== Problem statement ==
The whole listing below needs to be duplicated exactly, pictures aside.

== Entries supplied ==

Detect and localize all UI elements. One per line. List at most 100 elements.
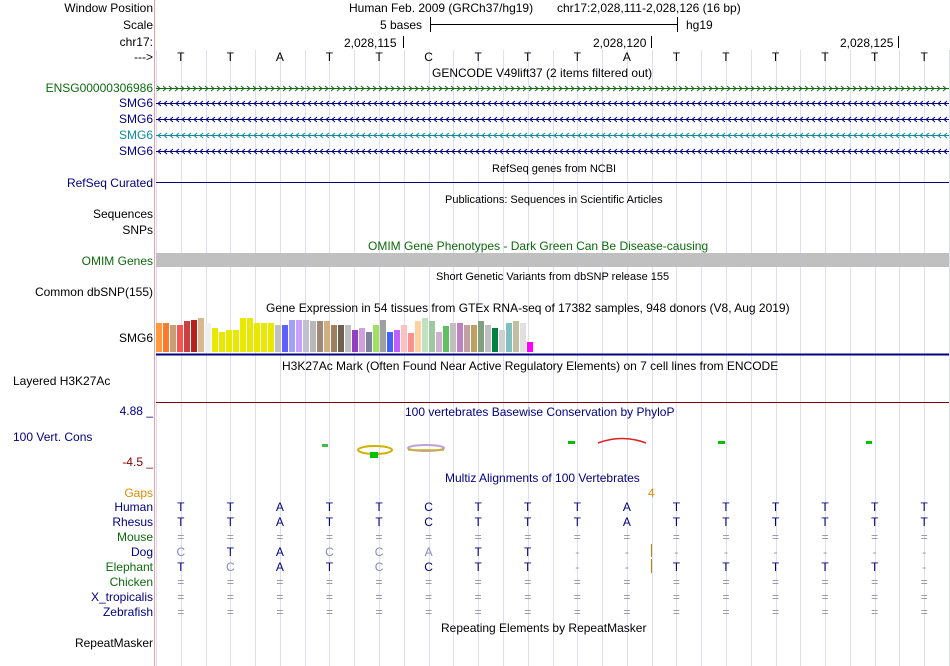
strand-arrow (228, 85, 233, 92)
species-label[interactable]: Elephant (105, 560, 153, 574)
strand-arrow (373, 100, 378, 107)
strand-arrow (661, 116, 666, 123)
alignment-base: = (524, 590, 531, 604)
coord-tick-label: 2,028,125 (840, 36, 894, 50)
strand-arrow (204, 85, 209, 92)
alignment-base: T (524, 500, 532, 514)
strand-arrow (829, 116, 834, 123)
strand-arrow (295, 132, 300, 139)
strand-arrow (535, 132, 540, 139)
h3k27ac-track-label[interactable]: Layered H3K27Ac (13, 374, 111, 388)
gtex-bar (212, 328, 218, 352)
dbsnp-track-label[interactable]: Common dbSNP(155) (34, 285, 153, 299)
strand-arrow (169, 132, 174, 139)
species-label[interactable]: Mouse (116, 530, 153, 544)
strand-arrow (739, 100, 744, 107)
multiz-track-title[interactable]: Multiz Alignments of 100 Vertebrates (445, 471, 640, 485)
strand-arrow (823, 100, 828, 107)
strand-arrow (631, 132, 636, 139)
strand-arrow (601, 100, 606, 107)
strand-arrow (421, 148, 426, 155)
species-label[interactable]: Chicken (109, 575, 153, 589)
ruler-base: T (375, 50, 383, 64)
strand-arrow (247, 148, 252, 155)
repeatmasker-track-title[interactable]: Repeating Elements by RepeatMasker (441, 621, 647, 635)
strand-arrow (756, 85, 761, 92)
strand-arrow (523, 148, 528, 155)
gene-label[interactable]: SMG6 (118, 112, 153, 126)
gencode-track-title[interactable]: GENCODE V49lift37 (2 items filtered out) (432, 66, 653, 80)
species-label[interactable]: X_tropicalis (90, 590, 153, 604)
gaps-label[interactable]: Gaps (124, 486, 153, 500)
dbsnp-track-title[interactable]: Short Genetic Variants from dbSNP releas… (436, 271, 670, 283)
strand-arrow (823, 148, 828, 155)
alignment-base: T (921, 500, 929, 514)
strand-arrow (271, 116, 276, 123)
strand-arrow (487, 132, 492, 139)
gene-label[interactable]: SMG6 (118, 96, 153, 110)
gtex-track-title[interactable]: Gene Expression in 54 tissues from GTEx … (266, 301, 790, 315)
gtex-bar (205, 323, 211, 352)
strand-arrow (367, 100, 372, 107)
strand-arrow (925, 132, 930, 139)
alignment-base: T (722, 560, 730, 574)
strand-arrow (925, 116, 930, 123)
phylop-track-label[interactable]: 100 Vert. Cons (13, 430, 93, 444)
publications-track-title[interactable]: Publications: Sequences in Scientific Ar… (445, 194, 663, 206)
strand-arrow (505, 132, 510, 139)
strand-arrow (271, 132, 276, 139)
phylop-min-label: -4.5 _ (122, 455, 153, 469)
h3k27ac-track-title[interactable]: H3K27Ac Mark (Often Found Near Active Re… (282, 359, 779, 373)
strand-arrow (732, 85, 737, 92)
strand-arrow (223, 132, 228, 139)
species-label[interactable]: Dog (130, 545, 153, 559)
strand-arrow (775, 116, 780, 123)
gene-label[interactable]: SMG6 (118, 128, 153, 142)
alignment-base: A (276, 545, 284, 559)
ruler-base: T (673, 50, 681, 64)
gtex-bar (240, 318, 246, 352)
strand-arrow (367, 148, 372, 155)
gene-label[interactable]: ENSG00000306986 (45, 81, 153, 95)
strand-arrow (463, 100, 468, 107)
strand-arrow (282, 85, 287, 92)
snps-track-label[interactable]: SNPs (122, 223, 153, 237)
alignment-base: = (177, 575, 184, 589)
strand-arrow (733, 148, 738, 155)
repeatmasker-track-label[interactable]: RepeatMasker (74, 636, 153, 650)
gene-label[interactable]: SMG6 (118, 144, 153, 158)
phylop-track-title[interactable]: 100 vertebrates Basewise Conservation by… (405, 405, 675, 419)
omim-track-label[interactable]: OMIM Genes (81, 254, 153, 268)
position-text[interactable]: chr17:2,028,111-2,028,126 (16 bp) (557, 1, 741, 15)
alignment-base: = (871, 530, 878, 544)
strand-arrow (235, 148, 240, 155)
strand-arrow (811, 132, 816, 139)
strand-arrow (205, 148, 210, 155)
strand-arrow (199, 116, 204, 123)
species-label[interactable]: Rhesus (112, 515, 153, 529)
strand-arrow (919, 100, 924, 107)
strand-arrow (613, 148, 618, 155)
strand-arrow (792, 85, 797, 92)
strand-arrow (606, 85, 611, 92)
species-label[interactable]: Human (114, 500, 153, 514)
refseq-track-title[interactable]: RefSeq genes from NCBI (492, 163, 617, 175)
strand-arrow (817, 100, 822, 107)
gtex-bar (373, 325, 379, 352)
species-label[interactable]: Zebrafish (102, 605, 153, 619)
sequences-track-label[interactable]: Sequences (92, 207, 153, 221)
gtex-track-label[interactable]: SMG6 (118, 331, 153, 345)
strand-arrow (169, 100, 174, 107)
alignment-base: = (376, 530, 383, 544)
refseq-track-label[interactable]: RefSeq Curated (66, 176, 153, 190)
gtex-bar (156, 323, 162, 352)
strand-arrow (241, 116, 246, 123)
alignment-base: = (574, 530, 581, 544)
omim-track-title[interactable]: OMIM Gene Phenotypes - Dark Green Can Be… (368, 239, 709, 253)
strand-arrow (505, 100, 510, 107)
strand-arrow (571, 148, 576, 155)
strand-arrow (601, 116, 606, 123)
strand-arrow (552, 85, 557, 92)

== Finished task ==
Detect and localize all UI elements. One per line. List at most 100 elements.
strand-arrow (228, 85, 233, 92)
species-label[interactable]: Elephant (105, 560, 153, 574)
strand-arrow (373, 100, 378, 107)
strand-arrow (661, 116, 666, 123)
alignment-base: = (524, 590, 531, 604)
coord-tick-label: 2,028,125 (840, 36, 894, 50)
strand-arrow (204, 85, 209, 92)
alignment-base: T (524, 500, 532, 514)
strand-arrow (829, 116, 834, 123)
strand-arrow (295, 132, 300, 139)
strand-arrow (535, 132, 540, 139)
h3k27ac-track-label[interactable]: Layered H3K27Ac (13, 374, 111, 388)
gtex-bar (212, 328, 218, 352)
dbsnp-track-label[interactable]: Common dbSNP(155) (34, 285, 153, 299)
strand-arrow (169, 132, 174, 139)
species-label[interactable]: Mouse (116, 530, 153, 544)
strand-arrow (739, 100, 744, 107)
multiz-track-title[interactable]: Multiz Alignments of 100 Vertebrates (445, 471, 640, 485)
strand-arrow (823, 100, 828, 107)
strand-arrow (631, 132, 636, 139)
strand-arrow (601, 100, 606, 107)
strand-arrow (421, 148, 426, 155)
species-label[interactable]: Chicken (109, 575, 153, 589)
ruler-base: T (375, 50, 383, 64)
strand-arrow (247, 148, 252, 155)
repeatmasker-track-title[interactable]: Repeating Elements by RepeatMasker (441, 621, 647, 635)
strand-arrow (756, 85, 761, 92)
strand-arrow (523, 148, 528, 155)
gene-label[interactable]: SMG6 (118, 112, 153, 126)
gencode-track-title[interactable]: GENCODE V49lift37 (2 items filtered out) (432, 66, 653, 80)
species-label[interactable]: X_tropicalis (90, 590, 153, 604)
gaps-label[interactable]: Gaps (124, 486, 153, 500)
dbsnp-track-title[interactable]: Short Genetic Variants from dbSNP releas… (436, 271, 670, 283)
strand-arrow (823, 148, 828, 155)
alignment-base: T (921, 500, 929, 514)
strand-arrow (271, 116, 276, 123)
strand-arrow (487, 132, 492, 139)
gene-label[interactable]: SMG6 (118, 96, 153, 110)
gtex-track-title[interactable]: Gene Expression in 54 tissues from GTEx … (266, 301, 790, 315)
gtex-bar (205, 323, 211, 352)
strand-arrow (367, 100, 372, 107)
strand-arrow (925, 132, 930, 139)
alignment-base: T (722, 560, 730, 574)
strand-arrow (925, 116, 930, 123)
phylop-track-label[interactable]: 100 Vert. Cons (13, 430, 93, 444)
publications-track-title[interactable]: Publications: Sequences in Scientific Ar… (445, 194, 663, 206)
strand-arrow (505, 132, 510, 139)
strand-arrow (271, 132, 276, 139)
phylop-min-label: -4.5 _ (122, 455, 153, 469)
h3k27ac-track-title[interactable]: H3K27Ac Mark (Often Found Near Active Re… (282, 359, 779, 373)
strand-arrow (732, 85, 737, 92)
strand-arrow (223, 132, 228, 139)
species-label[interactable]: Dog (130, 545, 153, 559)
strand-arrow (775, 116, 780, 123)
gene-label[interactable]: SMG6 (118, 128, 153, 142)
alignment-base: A (276, 545, 284, 559)
ruler-base: T (673, 50, 681, 64)
gtex-bar (240, 318, 246, 352)
strand-arrow (367, 148, 372, 155)
gene-label[interactable]: ENSG00000306986 (45, 81, 153, 95)
strand-arrow (463, 100, 468, 107)
strand-arrow (282, 85, 287, 92)
snps-track-label[interactable]: SNPs (122, 223, 153, 237)
alignment-base: = (177, 575, 184, 589)
strand-arrow (733, 148, 738, 155)
repeatmasker-track-label[interactable]: RepeatMasker (74, 636, 153, 650)
gene-label[interactable]: SMG6 (118, 144, 153, 158)
phylop-track-title[interactable]: 100 vertebrates Basewise Conservation by… (405, 405, 675, 419)
omim-track-label[interactable]: OMIM Genes (81, 254, 153, 268)
position-text[interactable]: chr17:2,028,111-2,028,126 (16 bp) (557, 1, 741, 15)
alignment-base: = (871, 530, 878, 544)
strand-arrow (235, 148, 240, 155)
strand-arrow (811, 132, 816, 139)
strand-arrow (205, 148, 210, 155)
strand-arrow (199, 116, 204, 123)
species-label[interactable]: Rhesus (112, 515, 153, 529)
strand-arrow (919, 100, 924, 107)
strand-arrow (613, 148, 618, 155)
strand-arrow (792, 85, 797, 92)
strand-arrow (606, 85, 611, 92)
species-label[interactable]: Human (114, 500, 153, 514)
refseq-track-title[interactable]: RefSeq genes from NCBI (492, 163, 617, 175)
strand-arrow (817, 100, 822, 107)
gtex-bar (373, 325, 379, 352)
species-label[interactable]: Zebrafish (102, 605, 153, 619)
sequences-track-label[interactable]: Sequences (92, 207, 153, 221)
gtex-track-label[interactable]: SMG6 (118, 331, 153, 345)
strand-arrow (169, 100, 174, 107)
alignment-base: = (376, 530, 383, 544)
refseq-track-label[interactable]: RefSeq Curated (66, 176, 153, 190)
gtex-bar (156, 323, 162, 352)
strand-arrow (241, 116, 246, 123)
alignment-base: = (574, 530, 581, 544)
omim-track-title[interactable]: OMIM Gene Phenotypes - Dark Green Can Be… (368, 239, 709, 253)
strand-arrow (505, 100, 510, 107)
strand-arrow (571, 148, 576, 155)
strand-arrow (601, 116, 606, 123)
strand-arrow (552, 85, 557, 92)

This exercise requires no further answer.